[start DATA FOR PROCESSING]

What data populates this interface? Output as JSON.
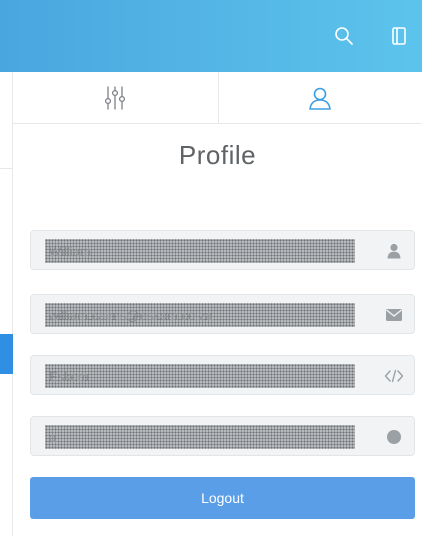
{
  "header": {
    "search_icon": "search-icon",
    "panel_toggle_icon": "panel-toggle-icon",
    "accent_color": "#4aa6df"
  },
  "tabs": [
    {
      "icon": "sliders-icon"
    },
    {
      "icon": "user-icon"
    }
  ],
  "profile": {
    "title": "Profile",
    "fields": [
      {
        "value": "William",
        "icon": "user-icon"
      },
      {
        "value": "william.cairns@eskom.co.za",
        "icon": "envelope-icon"
      },
      {
        "value": "Eskom",
        "icon": "code-icon"
      },
      {
        "value": "a",
        "icon": "circle-icon"
      }
    ]
  },
  "logout_label": "Logout",
  "logout_color": "#5b9ee8"
}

[end DATA FOR PROCESSING]

_INSTRUCTIONS TO FOLLOW_
Without including the pictures, reproduce all entries exactly.

_REPLY_
What data populates this interface? Output as JSON.
{
  "header": {
    "search_icon": "search-icon",
    "panel_toggle_icon": "panel-toggle-icon",
    "accent_color": "#4aa6df"
  },
  "tabs": [
    {
      "icon": "sliders-icon"
    },
    {
      "icon": "user-icon"
    }
  ],
  "profile": {
    "title": "Profile",
    "fields": [
      {
        "value": "William",
        "icon": "user-icon"
      },
      {
        "value": "william.cairns@eskom.co.za",
        "icon": "envelope-icon"
      },
      {
        "value": "Eskom",
        "icon": "code-icon"
      },
      {
        "value": "a",
        "icon": "circle-icon"
      }
    ]
  },
  "logout_label": "Logout",
  "logout_color": "#5b9ee8"
}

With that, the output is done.